§ TASK TO COMPLETE
Restate each line of the listing exactly, without carrying over any pictures.

§ RECORDS TO USE
----
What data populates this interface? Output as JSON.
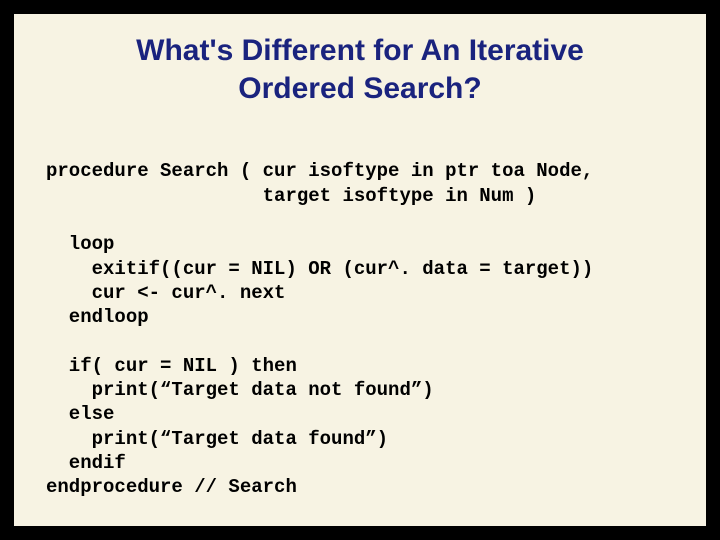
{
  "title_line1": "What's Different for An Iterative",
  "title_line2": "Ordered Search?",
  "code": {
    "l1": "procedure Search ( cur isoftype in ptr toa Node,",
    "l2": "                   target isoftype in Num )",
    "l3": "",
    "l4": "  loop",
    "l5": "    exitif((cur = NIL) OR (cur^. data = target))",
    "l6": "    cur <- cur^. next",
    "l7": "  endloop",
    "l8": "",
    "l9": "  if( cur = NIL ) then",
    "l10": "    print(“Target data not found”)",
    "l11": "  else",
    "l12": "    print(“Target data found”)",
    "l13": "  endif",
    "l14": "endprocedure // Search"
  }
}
----
§ RESPONSE FOR THIS EXERCISE
What data populates this interface? Output as JSON.
{
  "title_line1": "What's Different for An Iterative",
  "title_line2": "Ordered Search?",
  "code": {
    "l1": "procedure Search ( cur isoftype in ptr toa Node,",
    "l2": "                   target isoftype in Num )",
    "l3": "",
    "l4": "  loop",
    "l5": "    exitif((cur = NIL) OR (cur^. data = target))",
    "l6": "    cur <- cur^. next",
    "l7": "  endloop",
    "l8": "",
    "l9": "  if( cur = NIL ) then",
    "l10": "    print(“Target data not found”)",
    "l11": "  else",
    "l12": "    print(“Target data found”)",
    "l13": "  endif",
    "l14": "endprocedure // Search"
  }
}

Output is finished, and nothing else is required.